#### [YOUR GOAL]
Omit every picture and output the rest of the records exactly as they are.

Records that describe figures:
-------------------------

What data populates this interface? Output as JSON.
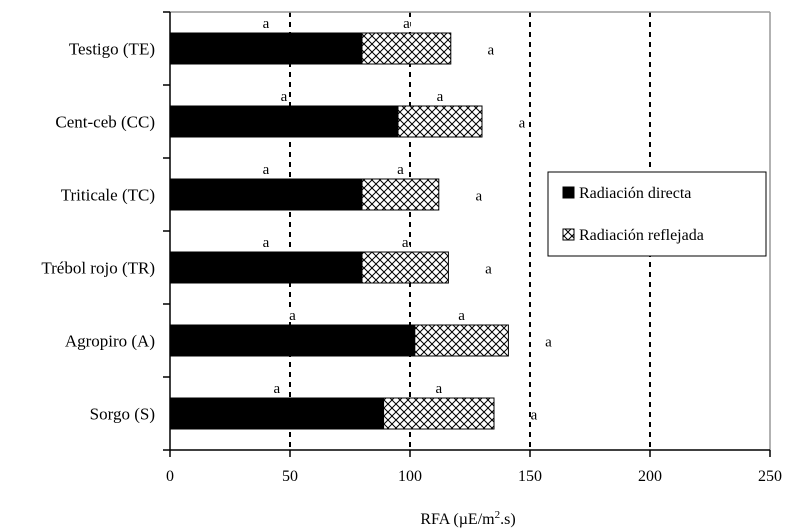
{
  "chart_data": {
    "type": "bar",
    "orientation": "horizontal",
    "stacked": true,
    "categories": [
      "Testigo (TE)",
      "Cent-ceb (CC)",
      "Triticale (TC)",
      "Trébol rojo (TR)",
      "Agropiro (A)",
      "Sorgo (S)"
    ],
    "series": [
      {
        "name": "Radiación directa",
        "values": [
          80,
          95,
          80,
          80,
          102,
          89
        ],
        "color": "#000000",
        "fill": "solid"
      },
      {
        "name": "Radiación reflejada",
        "values": [
          37,
          35,
          32,
          36,
          39,
          46
        ],
        "color": "#000000",
        "fill": "crosshatch"
      }
    ],
    "significance": {
      "directa": [
        "a",
        "a",
        "a",
        "a",
        "a",
        "a"
      ],
      "reflejada": [
        "a",
        "a",
        "a",
        "a",
        "a",
        "a"
      ],
      "total": [
        "a",
        "a",
        "a",
        "a",
        "a",
        "a"
      ]
    },
    "xlabel": "RFA (µE/m2.s)",
    "ylabel": "",
    "xlim": [
      0,
      250
    ],
    "xticks": [
      "0",
      "50",
      "100",
      "150",
      "200",
      "250"
    ],
    "grid": "vertical dashed",
    "legend_position": "right"
  }
}
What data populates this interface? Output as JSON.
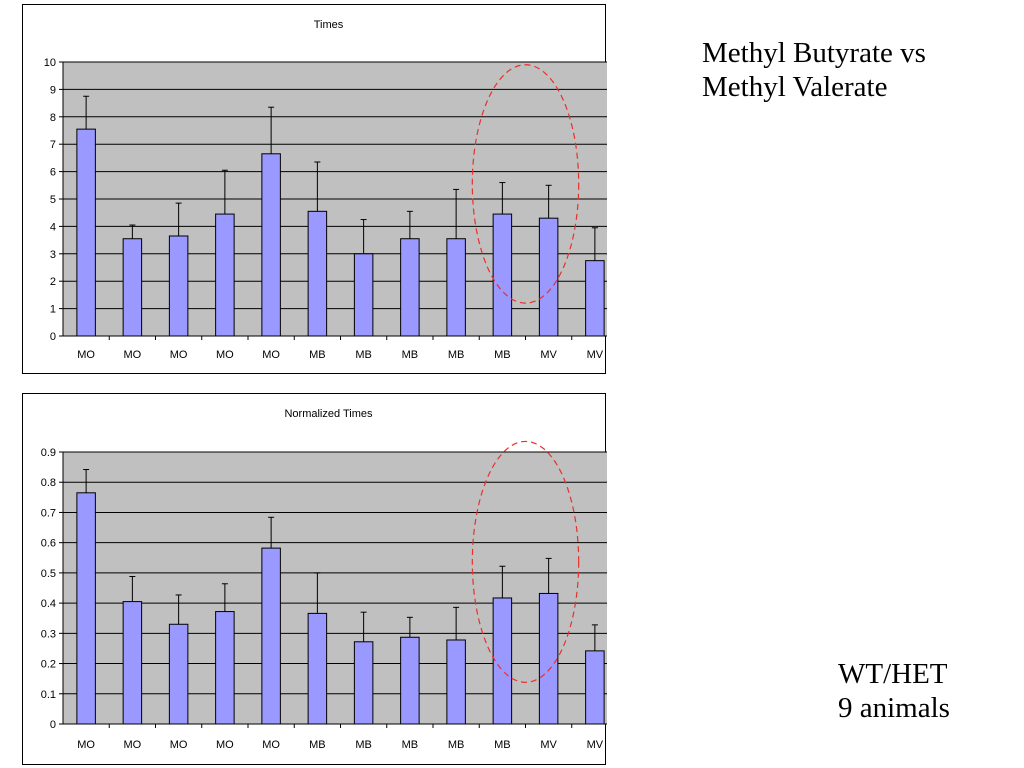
{
  "headline": {
    "line1": "Methyl Butyrate vs",
    "line2": "Methyl Valerate"
  },
  "footnote": {
    "line1": "WT/HET",
    "line2": "9 animals"
  },
  "colors": {
    "bar": "#9999ff",
    "plot_bg": "#c0c0c0",
    "highlight_ellipse": "#e8302c"
  },
  "chart_data": [
    {
      "type": "bar",
      "title": "Times",
      "categories": [
        "MO",
        "MO",
        "MO",
        "MO",
        "MO",
        "MB",
        "MB",
        "MB",
        "MB",
        "MB",
        "MV",
        "MV"
      ],
      "values": [
        7.55,
        3.55,
        3.65,
        4.45,
        6.65,
        4.55,
        3.0,
        3.55,
        3.55,
        4.45,
        4.3,
        2.75
      ],
      "error_upper": [
        1.2,
        0.5,
        1.2,
        1.6,
        1.7,
        1.8,
        1.25,
        1.0,
        1.8,
        1.15,
        1.2,
        1.2
      ],
      "ylim": [
        0,
        10
      ],
      "yticks": [
        "0",
        "1",
        "2",
        "3",
        "4",
        "5",
        "6",
        "7",
        "8",
        "9",
        "10"
      ],
      "grid": true,
      "legend": "none",
      "highlighted_bars": [
        9,
        10
      ]
    },
    {
      "type": "bar",
      "title": "Normalized Times",
      "categories": [
        "MO",
        "MO",
        "MO",
        "MO",
        "MO",
        "MB",
        "MB",
        "MB",
        "MB",
        "MB",
        "MV",
        "MV"
      ],
      "values": [
        0.765,
        0.405,
        0.33,
        0.372,
        0.582,
        0.366,
        0.272,
        0.287,
        0.278,
        0.417,
        0.432,
        0.242
      ],
      "error_upper": [
        0.077,
        0.083,
        0.097,
        0.092,
        0.102,
        0.134,
        0.098,
        0.066,
        0.108,
        0.105,
        0.116,
        0.086
      ],
      "ylim": [
        0,
        0.9
      ],
      "yticks": [
        "0",
        "0.1",
        "0.2",
        "0.3",
        "0.4",
        "0.5",
        "0.6",
        "0.7",
        "0.8",
        "0.9"
      ],
      "grid": true,
      "legend": "none",
      "highlighted_bars": [
        9,
        10
      ]
    }
  ]
}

-------------------------

#### [EXERCISE RESULT]
What data populates this interface? Output as JSON.
{
  "chart_data": {
    "type": "bar",
    "orientation": "horizontal",
    "stacked": true,
    "categories": [
      "Testigo (TE)",
      "Cent-ceb (CC)",
      "Triticale (TC)",
      "Trébol rojo (TR)",
      "Agropiro (A)",
      "Sorgo (S)"
    ],
    "series": [
      {
        "name": "Radiación directa",
        "values": [
          80,
          95,
          80,
          80,
          102,
          89
        ],
        "color": "#000000",
        "fill": "solid"
      },
      {
        "name": "Radiación reflejada",
        "values": [
          37,
          35,
          32,
          36,
          39,
          46
        ],
        "color": "#000000",
        "fill": "crosshatch"
      }
    ],
    "significance": {
      "directa": [
        "a",
        "a",
        "a",
        "a",
        "a",
        "a"
      ],
      "reflejada": [
        "a",
        "a",
        "a",
        "a",
        "a",
        "a"
      ],
      "total": [
        "a",
        "a",
        "a",
        "a",
        "a",
        "a"
      ]
    },
    "xlabel": "RFA (µE/m2.s)",
    "ylabel": "",
    "xlim": [
      0,
      250
    ],
    "xticks": [
      "0",
      "50",
      "100",
      "150",
      "200",
      "250"
    ],
    "grid": "vertical dashed",
    "legend_position": "right"
  }
}
What data populates this interface? Output as JSON.
{
  "headline": {
    "line1": "Methyl Butyrate vs",
    "line2": "Methyl Valerate"
  },
  "footnote": {
    "line1": "WT/HET",
    "line2": "9 animals"
  },
  "colors": {
    "bar": "#9999ff",
    "plot_bg": "#c0c0c0",
    "highlight_ellipse": "#e8302c"
  },
  "chart_data": [
    {
      "type": "bar",
      "title": "Times",
      "categories": [
        "MO",
        "MO",
        "MO",
        "MO",
        "MO",
        "MB",
        "MB",
        "MB",
        "MB",
        "MB",
        "MV",
        "MV"
      ],
      "values": [
        7.55,
        3.55,
        3.65,
        4.45,
        6.65,
        4.55,
        3.0,
        3.55,
        3.55,
        4.45,
        4.3,
        2.75
      ],
      "error_upper": [
        1.2,
        0.5,
        1.2,
        1.6,
        1.7,
        1.8,
        1.25,
        1.0,
        1.8,
        1.15,
        1.2,
        1.2
      ],
      "ylim": [
        0,
        10
      ],
      "yticks": [
        "0",
        "1",
        "2",
        "3",
        "4",
        "5",
        "6",
        "7",
        "8",
        "9",
        "10"
      ],
      "grid": true,
      "legend": "none",
      "highlighted_bars": [
        9,
        10
      ]
    },
    {
      "type": "bar",
      "title": "Normalized Times",
      "categories": [
        "MO",
        "MO",
        "MO",
        "MO",
        "MO",
        "MB",
        "MB",
        "MB",
        "MB",
        "MB",
        "MV",
        "MV"
      ],
      "values": [
        0.765,
        0.405,
        0.33,
        0.372,
        0.582,
        0.366,
        0.272,
        0.287,
        0.278,
        0.417,
        0.432,
        0.242
      ],
      "error_upper": [
        0.077,
        0.083,
        0.097,
        0.092,
        0.102,
        0.134,
        0.098,
        0.066,
        0.108,
        0.105,
        0.116,
        0.086
      ],
      "ylim": [
        0,
        0.9
      ],
      "yticks": [
        "0",
        "0.1",
        "0.2",
        "0.3",
        "0.4",
        "0.5",
        "0.6",
        "0.7",
        "0.8",
        "0.9"
      ],
      "grid": true,
      "legend": "none",
      "highlighted_bars": [
        9,
        10
      ]
    }
  ]
}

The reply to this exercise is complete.